======== Data lines ========

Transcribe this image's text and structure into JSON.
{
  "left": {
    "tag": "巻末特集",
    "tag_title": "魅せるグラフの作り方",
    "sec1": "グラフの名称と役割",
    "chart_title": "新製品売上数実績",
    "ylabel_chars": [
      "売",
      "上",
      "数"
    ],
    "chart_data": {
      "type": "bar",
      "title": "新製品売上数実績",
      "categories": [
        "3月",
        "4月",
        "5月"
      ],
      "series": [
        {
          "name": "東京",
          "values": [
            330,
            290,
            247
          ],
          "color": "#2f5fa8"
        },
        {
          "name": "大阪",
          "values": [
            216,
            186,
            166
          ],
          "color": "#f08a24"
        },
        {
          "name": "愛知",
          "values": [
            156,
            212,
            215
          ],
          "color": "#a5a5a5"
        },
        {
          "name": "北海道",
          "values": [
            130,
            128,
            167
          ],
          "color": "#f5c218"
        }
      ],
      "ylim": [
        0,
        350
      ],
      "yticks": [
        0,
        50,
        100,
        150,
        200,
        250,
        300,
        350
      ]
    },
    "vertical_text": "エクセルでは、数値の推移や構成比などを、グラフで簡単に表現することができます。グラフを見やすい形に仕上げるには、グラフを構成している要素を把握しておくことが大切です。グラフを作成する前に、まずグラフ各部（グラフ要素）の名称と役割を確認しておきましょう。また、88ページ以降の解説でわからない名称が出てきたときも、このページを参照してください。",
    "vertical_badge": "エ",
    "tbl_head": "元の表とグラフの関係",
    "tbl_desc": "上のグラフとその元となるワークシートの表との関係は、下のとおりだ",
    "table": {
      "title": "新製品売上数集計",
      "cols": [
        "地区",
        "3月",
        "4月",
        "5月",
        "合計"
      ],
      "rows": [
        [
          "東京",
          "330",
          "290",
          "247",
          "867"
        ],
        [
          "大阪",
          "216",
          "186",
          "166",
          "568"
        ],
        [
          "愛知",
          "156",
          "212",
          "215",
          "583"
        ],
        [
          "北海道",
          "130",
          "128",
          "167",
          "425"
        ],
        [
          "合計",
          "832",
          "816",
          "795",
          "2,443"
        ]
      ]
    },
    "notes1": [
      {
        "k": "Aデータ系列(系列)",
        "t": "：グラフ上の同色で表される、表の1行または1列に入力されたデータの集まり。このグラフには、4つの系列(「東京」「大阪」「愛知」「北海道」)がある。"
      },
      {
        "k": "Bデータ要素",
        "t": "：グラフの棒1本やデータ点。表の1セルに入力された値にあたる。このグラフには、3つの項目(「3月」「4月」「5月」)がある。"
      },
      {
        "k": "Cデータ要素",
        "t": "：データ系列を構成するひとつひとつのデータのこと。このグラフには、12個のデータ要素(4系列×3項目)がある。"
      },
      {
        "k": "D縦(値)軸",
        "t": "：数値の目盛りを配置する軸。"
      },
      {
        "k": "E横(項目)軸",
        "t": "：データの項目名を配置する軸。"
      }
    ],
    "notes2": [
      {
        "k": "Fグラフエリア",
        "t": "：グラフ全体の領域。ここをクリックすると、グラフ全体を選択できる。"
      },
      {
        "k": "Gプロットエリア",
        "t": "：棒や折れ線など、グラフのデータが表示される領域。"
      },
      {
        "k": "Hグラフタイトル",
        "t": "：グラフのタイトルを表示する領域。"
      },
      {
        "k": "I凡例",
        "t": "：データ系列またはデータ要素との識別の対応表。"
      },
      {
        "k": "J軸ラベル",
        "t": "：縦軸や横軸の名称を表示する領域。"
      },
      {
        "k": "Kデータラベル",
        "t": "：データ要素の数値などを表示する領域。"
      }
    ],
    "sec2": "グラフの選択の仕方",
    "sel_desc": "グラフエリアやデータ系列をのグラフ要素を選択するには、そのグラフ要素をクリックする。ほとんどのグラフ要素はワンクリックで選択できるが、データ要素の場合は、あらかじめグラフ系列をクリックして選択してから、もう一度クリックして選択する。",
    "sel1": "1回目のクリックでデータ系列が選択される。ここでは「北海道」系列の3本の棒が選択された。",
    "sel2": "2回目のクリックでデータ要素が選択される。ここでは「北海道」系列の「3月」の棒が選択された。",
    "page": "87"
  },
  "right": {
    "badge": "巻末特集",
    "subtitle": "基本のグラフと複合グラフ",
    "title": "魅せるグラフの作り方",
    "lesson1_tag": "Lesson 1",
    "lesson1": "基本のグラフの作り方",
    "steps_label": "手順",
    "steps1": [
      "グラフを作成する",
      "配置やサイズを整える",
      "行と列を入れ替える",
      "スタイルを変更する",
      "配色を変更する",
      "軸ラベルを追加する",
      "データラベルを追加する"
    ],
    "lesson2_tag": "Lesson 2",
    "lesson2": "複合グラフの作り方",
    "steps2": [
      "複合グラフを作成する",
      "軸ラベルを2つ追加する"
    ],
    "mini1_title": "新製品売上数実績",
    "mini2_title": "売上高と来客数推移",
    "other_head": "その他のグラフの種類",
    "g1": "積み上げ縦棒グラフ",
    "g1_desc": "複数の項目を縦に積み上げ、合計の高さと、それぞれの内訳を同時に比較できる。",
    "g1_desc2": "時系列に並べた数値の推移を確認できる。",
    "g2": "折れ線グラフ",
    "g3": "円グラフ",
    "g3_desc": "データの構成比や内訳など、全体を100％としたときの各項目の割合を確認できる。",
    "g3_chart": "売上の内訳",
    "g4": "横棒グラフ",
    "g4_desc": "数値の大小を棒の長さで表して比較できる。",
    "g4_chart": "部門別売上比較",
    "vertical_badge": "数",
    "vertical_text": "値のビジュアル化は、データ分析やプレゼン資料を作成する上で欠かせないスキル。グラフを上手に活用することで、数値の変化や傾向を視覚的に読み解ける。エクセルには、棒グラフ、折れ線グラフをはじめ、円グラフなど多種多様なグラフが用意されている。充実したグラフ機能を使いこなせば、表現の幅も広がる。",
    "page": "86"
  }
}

========

Aim ->
Each entry is to be returned in full, character for character.

Expected answer ->
Transcribe this image's text and structure into JSON.
{
  "left": {
    "tag": "巻末特集",
    "tag_title": "魅せるグラフの作り方",
    "sec1": "グラフの名称と役割",
    "chart_title": "新製品売上数実績",
    "ylabel_chars": [
      "売",
      "上",
      "数"
    ],
    "chart_data": {
      "type": "bar",
      "title": "新製品売上数実績",
      "categories": [
        "3月",
        "4月",
        "5月"
      ],
      "series": [
        {
          "name": "東京",
          "values": [
            330,
            290,
            247
          ],
          "color": "#2f5fa8"
        },
        {
          "name": "大阪",
          "values": [
            216,
            186,
            166
          ],
          "color": "#f08a24"
        },
        {
          "name": "愛知",
          "values": [
            156,
            212,
            215
          ],
          "color": "#a5a5a5"
        },
        {
          "name": "北海道",
          "values": [
            130,
            128,
            167
          ],
          "color": "#f5c218"
        }
      ],
      "ylim": [
        0,
        350
      ],
      "yticks": [
        0,
        50,
        100,
        150,
        200,
        250,
        300,
        350
      ]
    },
    "vertical_text": "エクセルでは、数値の推移や構成比などを、グラフで簡単に表現することができます。グラフを見やすい形に仕上げるには、グラフを構成している要素を把握しておくことが大切です。グラフを作成する前に、まずグラフ各部（グラフ要素）の名称と役割を確認しておきましょう。また、88ページ以降の解説でわからない名称が出てきたときも、このページを参照してください。",
    "vertical_badge": "エ",
    "tbl_head": "元の表とグラフの関係",
    "tbl_desc": "上のグラフとその元となるワークシートの表との関係は、下のとおりだ",
    "table": {
      "title": "新製品売上数集計",
      "cols": [
        "地区",
        "3月",
        "4月",
        "5月",
        "合計"
      ],
      "rows": [
        [
          "東京",
          "330",
          "290",
          "247",
          "867"
        ],
        [
          "大阪",
          "216",
          "186",
          "166",
          "568"
        ],
        [
          "愛知",
          "156",
          "212",
          "215",
          "583"
        ],
        [
          "北海道",
          "130",
          "128",
          "167",
          "425"
        ],
        [
          "合計",
          "832",
          "816",
          "795",
          "2,443"
        ]
      ]
    },
    "notes1": [
      {
        "k": "Aデータ系列(系列)",
        "t": "：グラフ上の同色で表される、表の1行または1列に入力されたデータの集まり。このグラフには、4つの系列(「東京」「大阪」「愛知」「北海道」)がある。"
      },
      {
        "k": "Bデータ要素",
        "t": "：グラフの棒1本やデータ点。表の1セルに入力された値にあたる。このグラフには、3つの項目(「3月」「4月」「5月」)がある。"
      },
      {
        "k": "Cデータ要素",
        "t": "：データ系列を構成するひとつひとつのデータのこと。このグラフには、12個のデータ要素(4系列×3項目)がある。"
      },
      {
        "k": "D縦(値)軸",
        "t": "：数値の目盛りを配置する軸。"
      },
      {
        "k": "E横(項目)軸",
        "t": "：データの項目名を配置する軸。"
      }
    ],
    "notes2": [
      {
        "k": "Fグラフエリア",
        "t": "：グラフ全体の領域。ここをクリックすると、グラフ全体を選択できる。"
      },
      {
        "k": "Gプロットエリア",
        "t": "：棒や折れ線など、グラフのデータが表示される領域。"
      },
      {
        "k": "Hグラフタイトル",
        "t": "：グラフのタイトルを表示する領域。"
      },
      {
        "k": "I凡例",
        "t": "：データ系列またはデータ要素との識別の対応表。"
      },
      {
        "k": "J軸ラベル",
        "t": "：縦軸や横軸の名称を表示する領域。"
      },
      {
        "k": "Kデータラベル",
        "t": "：データ要素の数値などを表示する領域。"
      }
    ],
    "sec2": "グラフの選択の仕方",
    "sel_desc": "グラフエリアやデータ系列をのグラフ要素を選択するには、そのグラフ要素をクリックする。ほとんどのグラフ要素はワンクリックで選択できるが、データ要素の場合は、あらかじめグラフ系列をクリックして選択してから、もう一度クリックして選択する。",
    "sel1": "1回目のクリックでデータ系列が選択される。ここでは「北海道」系列の3本の棒が選択された。",
    "sel2": "2回目のクリックでデータ要素が選択される。ここでは「北海道」系列の「3月」の棒が選択された。",
    "page": "87"
  },
  "right": {
    "badge": "巻末特集",
    "subtitle": "基本のグラフと複合グラフ",
    "title": "魅せるグラフの作り方",
    "lesson1_tag": "Lesson 1",
    "lesson1": "基本のグラフの作り方",
    "steps_label": "手順",
    "steps1": [
      "グラフを作成する",
      "配置やサイズを整える",
      "行と列を入れ替える",
      "スタイルを変更する",
      "配色を変更する",
      "軸ラベルを追加する",
      "データラベルを追加する"
    ],
    "lesson2_tag": "Lesson 2",
    "lesson2": "複合グラフの作り方",
    "steps2": [
      "複合グラフを作成する",
      "軸ラベルを2つ追加する"
    ],
    "mini1_title": "新製品売上数実績",
    "mini2_title": "売上高と来客数推移",
    "other_head": "その他のグラフの種類",
    "g1": "積み上げ縦棒グラフ",
    "g1_desc": "複数の項目を縦に積み上げ、合計の高さと、それぞれの内訳を同時に比較できる。",
    "g1_desc2": "時系列に並べた数値の推移を確認できる。",
    "g2": "折れ線グラフ",
    "g3": "円グラフ",
    "g3_desc": "データの構成比や内訳など、全体を100％としたときの各項目の割合を確認できる。",
    "g3_chart": "売上の内訳",
    "g4": "横棒グラフ",
    "g4_desc": "数値の大小を棒の長さで表して比較できる。",
    "g4_chart": "部門別売上比較",
    "vertical_badge": "数",
    "vertical_text": "値のビジュアル化は、データ分析やプレゼン資料を作成する上で欠かせないスキル。グラフを上手に活用することで、数値の変化や傾向を視覚的に読み解ける。エクセルには、棒グラフ、折れ線グラフをはじめ、円グラフなど多種多様なグラフが用意されている。充実したグラフ機能を使いこなせば、表現の幅も広がる。",
    "page": "86"
  }
}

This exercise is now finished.